Required work | In the material below, find every line with "phone" and pull it out.
### Data extract
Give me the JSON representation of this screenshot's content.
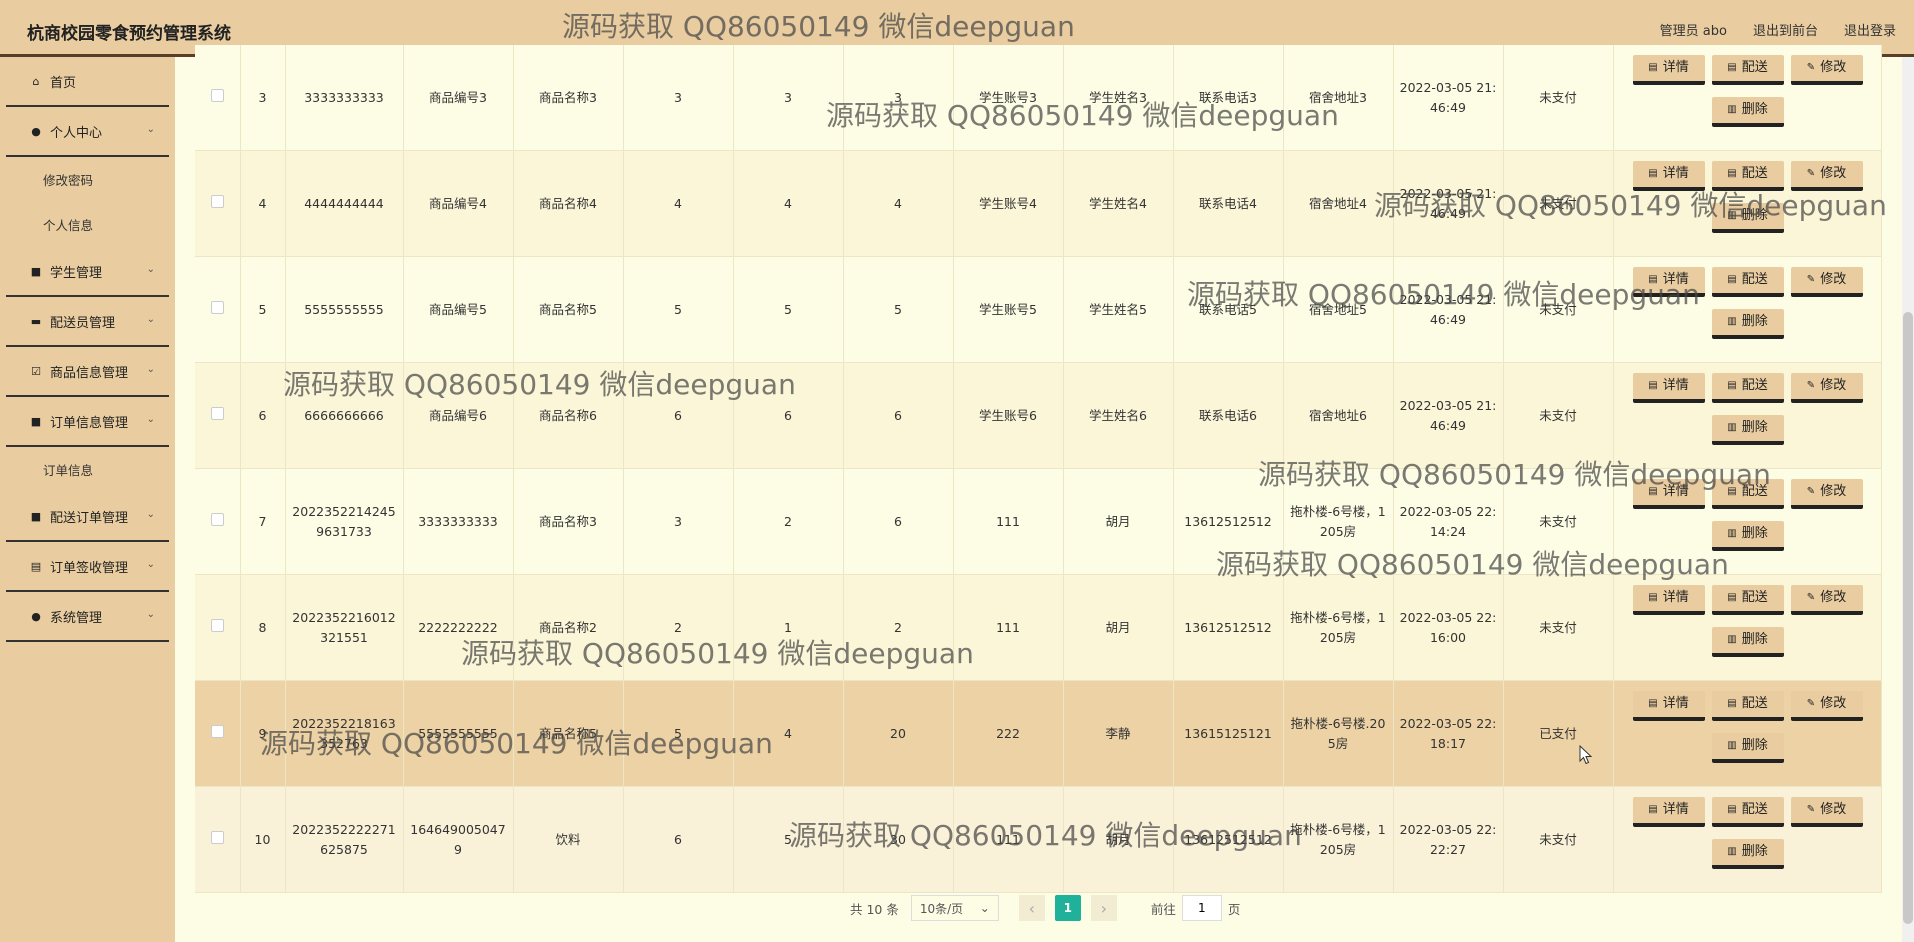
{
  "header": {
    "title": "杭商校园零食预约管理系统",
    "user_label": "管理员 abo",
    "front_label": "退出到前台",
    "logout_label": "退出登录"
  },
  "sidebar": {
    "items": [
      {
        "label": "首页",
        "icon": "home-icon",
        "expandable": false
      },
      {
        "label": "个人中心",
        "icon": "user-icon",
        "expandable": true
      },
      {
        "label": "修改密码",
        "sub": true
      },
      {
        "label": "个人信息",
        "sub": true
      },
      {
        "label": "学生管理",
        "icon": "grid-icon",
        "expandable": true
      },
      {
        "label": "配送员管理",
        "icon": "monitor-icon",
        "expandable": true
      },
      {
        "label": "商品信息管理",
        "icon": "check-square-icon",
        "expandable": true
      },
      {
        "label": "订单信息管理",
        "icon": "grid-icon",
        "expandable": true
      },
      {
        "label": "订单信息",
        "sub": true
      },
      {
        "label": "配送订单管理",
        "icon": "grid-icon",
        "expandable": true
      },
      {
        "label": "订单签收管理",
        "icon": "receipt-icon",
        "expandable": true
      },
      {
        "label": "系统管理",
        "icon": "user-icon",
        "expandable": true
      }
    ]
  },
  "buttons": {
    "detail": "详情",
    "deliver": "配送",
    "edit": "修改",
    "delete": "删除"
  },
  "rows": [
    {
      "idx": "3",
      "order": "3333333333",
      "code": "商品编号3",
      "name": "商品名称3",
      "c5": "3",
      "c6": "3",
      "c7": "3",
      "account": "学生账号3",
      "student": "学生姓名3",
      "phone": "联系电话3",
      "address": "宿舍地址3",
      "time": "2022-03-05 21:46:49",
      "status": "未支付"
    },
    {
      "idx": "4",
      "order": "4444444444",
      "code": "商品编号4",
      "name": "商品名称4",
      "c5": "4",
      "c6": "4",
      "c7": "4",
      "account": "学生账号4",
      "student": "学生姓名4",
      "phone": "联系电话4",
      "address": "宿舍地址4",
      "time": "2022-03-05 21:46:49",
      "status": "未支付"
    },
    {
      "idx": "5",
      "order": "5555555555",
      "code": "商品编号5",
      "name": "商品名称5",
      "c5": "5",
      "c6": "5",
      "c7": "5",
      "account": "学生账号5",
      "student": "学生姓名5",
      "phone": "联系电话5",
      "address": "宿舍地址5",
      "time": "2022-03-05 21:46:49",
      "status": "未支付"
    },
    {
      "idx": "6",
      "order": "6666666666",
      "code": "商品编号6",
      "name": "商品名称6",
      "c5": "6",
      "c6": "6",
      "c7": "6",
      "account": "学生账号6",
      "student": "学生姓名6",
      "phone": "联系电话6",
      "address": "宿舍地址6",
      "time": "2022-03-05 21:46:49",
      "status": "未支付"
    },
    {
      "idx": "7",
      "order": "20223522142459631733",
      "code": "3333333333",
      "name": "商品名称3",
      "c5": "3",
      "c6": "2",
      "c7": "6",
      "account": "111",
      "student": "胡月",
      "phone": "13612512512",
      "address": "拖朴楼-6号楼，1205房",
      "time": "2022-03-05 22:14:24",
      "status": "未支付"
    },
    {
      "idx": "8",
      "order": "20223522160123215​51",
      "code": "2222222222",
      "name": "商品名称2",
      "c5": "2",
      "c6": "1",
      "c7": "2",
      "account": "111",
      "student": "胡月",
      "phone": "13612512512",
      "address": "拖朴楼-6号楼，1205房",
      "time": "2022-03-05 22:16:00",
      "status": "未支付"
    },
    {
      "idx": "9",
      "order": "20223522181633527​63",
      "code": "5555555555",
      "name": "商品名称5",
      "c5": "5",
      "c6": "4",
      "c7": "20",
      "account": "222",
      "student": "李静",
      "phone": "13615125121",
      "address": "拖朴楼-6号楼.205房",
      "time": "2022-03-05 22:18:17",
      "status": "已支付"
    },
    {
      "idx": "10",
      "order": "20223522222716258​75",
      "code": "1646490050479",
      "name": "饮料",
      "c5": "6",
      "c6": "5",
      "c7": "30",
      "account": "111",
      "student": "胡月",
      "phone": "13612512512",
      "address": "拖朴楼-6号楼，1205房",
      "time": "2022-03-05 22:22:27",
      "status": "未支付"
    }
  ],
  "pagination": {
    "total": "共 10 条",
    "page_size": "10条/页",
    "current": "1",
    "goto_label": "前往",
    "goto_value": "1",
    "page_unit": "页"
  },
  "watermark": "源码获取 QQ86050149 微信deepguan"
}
######
Right answer |
      "phone": "联系电话3",
      "phone": "联系电话4",
      "phone": "联系电话5",
      "phone": "联系电话6",
      "phone": "13612512512",
      "phone": "13612512512",
      "phone": "13615125121",
      "phone": "13612512512",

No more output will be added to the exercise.